*WHAT THE TASK ASKS*: Leave out the pictures and transcribe everything else exactly.

-------- PROVIDED ENTRIES

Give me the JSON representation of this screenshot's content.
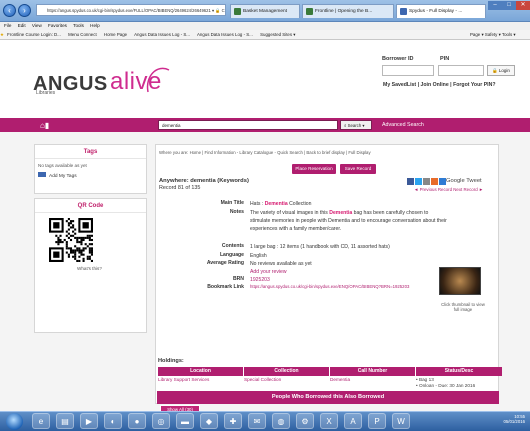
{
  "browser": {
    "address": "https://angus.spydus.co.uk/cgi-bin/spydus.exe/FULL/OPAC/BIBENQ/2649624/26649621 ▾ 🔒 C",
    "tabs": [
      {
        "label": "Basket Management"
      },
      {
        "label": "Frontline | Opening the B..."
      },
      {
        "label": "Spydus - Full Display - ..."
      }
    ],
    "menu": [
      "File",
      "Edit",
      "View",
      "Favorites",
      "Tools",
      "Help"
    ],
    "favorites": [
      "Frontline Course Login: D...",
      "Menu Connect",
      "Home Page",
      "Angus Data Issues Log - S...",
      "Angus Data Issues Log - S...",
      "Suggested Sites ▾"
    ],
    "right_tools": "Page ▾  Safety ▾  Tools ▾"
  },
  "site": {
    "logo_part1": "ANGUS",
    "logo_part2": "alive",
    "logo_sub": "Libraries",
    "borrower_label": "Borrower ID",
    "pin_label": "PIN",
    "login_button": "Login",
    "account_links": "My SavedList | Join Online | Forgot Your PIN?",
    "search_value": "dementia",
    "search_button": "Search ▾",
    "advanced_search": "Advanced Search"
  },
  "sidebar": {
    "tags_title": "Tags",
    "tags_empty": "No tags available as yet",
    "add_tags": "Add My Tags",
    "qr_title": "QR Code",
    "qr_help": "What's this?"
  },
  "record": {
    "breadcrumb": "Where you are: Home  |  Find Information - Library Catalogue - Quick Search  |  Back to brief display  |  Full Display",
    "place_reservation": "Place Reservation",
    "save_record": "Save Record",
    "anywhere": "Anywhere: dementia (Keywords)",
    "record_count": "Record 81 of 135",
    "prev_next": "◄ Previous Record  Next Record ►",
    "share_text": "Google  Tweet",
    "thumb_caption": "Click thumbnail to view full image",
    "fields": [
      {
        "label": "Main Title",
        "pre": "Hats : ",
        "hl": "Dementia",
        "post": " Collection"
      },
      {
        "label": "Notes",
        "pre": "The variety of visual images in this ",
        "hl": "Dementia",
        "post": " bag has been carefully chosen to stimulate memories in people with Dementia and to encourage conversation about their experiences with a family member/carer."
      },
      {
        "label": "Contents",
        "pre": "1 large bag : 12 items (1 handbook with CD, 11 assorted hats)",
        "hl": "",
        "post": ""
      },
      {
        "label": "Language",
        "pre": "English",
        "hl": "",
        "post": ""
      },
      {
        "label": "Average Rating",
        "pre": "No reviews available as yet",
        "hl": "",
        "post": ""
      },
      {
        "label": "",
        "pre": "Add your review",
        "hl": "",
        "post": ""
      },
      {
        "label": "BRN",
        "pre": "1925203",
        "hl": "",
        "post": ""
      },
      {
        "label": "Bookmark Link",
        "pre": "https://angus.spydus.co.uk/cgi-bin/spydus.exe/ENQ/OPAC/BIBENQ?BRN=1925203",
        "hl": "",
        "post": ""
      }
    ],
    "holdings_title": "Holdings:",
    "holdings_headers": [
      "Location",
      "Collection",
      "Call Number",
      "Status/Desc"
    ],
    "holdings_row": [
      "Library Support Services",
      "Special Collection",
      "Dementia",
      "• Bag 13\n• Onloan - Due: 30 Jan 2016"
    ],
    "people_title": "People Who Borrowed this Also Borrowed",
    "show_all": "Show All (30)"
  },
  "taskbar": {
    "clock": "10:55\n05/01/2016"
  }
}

----------------

*RESPONSE FOR THIS EXERCISE*:
Give me the JSON representation of this screenshot's content.
{
  "browser": {
    "address": "https://angus.spydus.co.uk/cgi-bin/spydus.exe/FULL/OPAC/BIBENQ/2649624/26649621 ▾ 🔒 C",
    "tabs": [
      {
        "label": "Basket Management"
      },
      {
        "label": "Frontline | Opening the B..."
      },
      {
        "label": "Spydus - Full Display - ..."
      }
    ],
    "menu": [
      "File",
      "Edit",
      "View",
      "Favorites",
      "Tools",
      "Help"
    ],
    "favorites": [
      "Frontline Course Login: D...",
      "Menu Connect",
      "Home Page",
      "Angus Data Issues Log - S...",
      "Angus Data Issues Log - S...",
      "Suggested Sites ▾"
    ],
    "right_tools": "Page ▾  Safety ▾  Tools ▾"
  },
  "site": {
    "logo_part1": "ANGUS",
    "logo_part2": "alive",
    "logo_sub": "Libraries",
    "borrower_label": "Borrower ID",
    "pin_label": "PIN",
    "login_button": "Login",
    "account_links": "My SavedList | Join Online | Forgot Your PIN?",
    "search_value": "dementia",
    "search_button": "Search ▾",
    "advanced_search": "Advanced Search"
  },
  "sidebar": {
    "tags_title": "Tags",
    "tags_empty": "No tags available as yet",
    "add_tags": "Add My Tags",
    "qr_title": "QR Code",
    "qr_help": "What's this?"
  },
  "record": {
    "breadcrumb": "Where you are: Home  |  Find Information - Library Catalogue - Quick Search  |  Back to brief display  |  Full Display",
    "place_reservation": "Place Reservation",
    "save_record": "Save Record",
    "anywhere": "Anywhere: dementia (Keywords)",
    "record_count": "Record 81 of 135",
    "prev_next": "◄ Previous Record  Next Record ►",
    "share_text": "Google  Tweet",
    "thumb_caption": "Click thumbnail to view full image",
    "fields": [
      {
        "label": "Main Title",
        "pre": "Hats : ",
        "hl": "Dementia",
        "post": " Collection"
      },
      {
        "label": "Notes",
        "pre": "The variety of visual images in this ",
        "hl": "Dementia",
        "post": " bag has been carefully chosen to stimulate memories in people with Dementia and to encourage conversation about their experiences with a family member/carer."
      },
      {
        "label": "Contents",
        "pre": "1 large bag : 12 items (1 handbook with CD, 11 assorted hats)",
        "hl": "",
        "post": ""
      },
      {
        "label": "Language",
        "pre": "English",
        "hl": "",
        "post": ""
      },
      {
        "label": "Average Rating",
        "pre": "No reviews available as yet",
        "hl": "",
        "post": ""
      },
      {
        "label": "",
        "pre": "Add your review",
        "hl": "",
        "post": ""
      },
      {
        "label": "BRN",
        "pre": "1925203",
        "hl": "",
        "post": ""
      },
      {
        "label": "Bookmark Link",
        "pre": "https://angus.spydus.co.uk/cgi-bin/spydus.exe/ENQ/OPAC/BIBENQ?BRN=1925203",
        "hl": "",
        "post": ""
      }
    ],
    "holdings_title": "Holdings:",
    "holdings_headers": [
      "Location",
      "Collection",
      "Call Number",
      "Status/Desc"
    ],
    "holdings_row": [
      "Library Support Services",
      "Special Collection",
      "Dementia",
      "• Bag 13\n• Onloan - Due: 30 Jan 2016"
    ],
    "people_title": "People Who Borrowed this Also Borrowed",
    "show_all": "Show All (30)"
  },
  "taskbar": {
    "clock": "10:55\n05/01/2016"
  }
}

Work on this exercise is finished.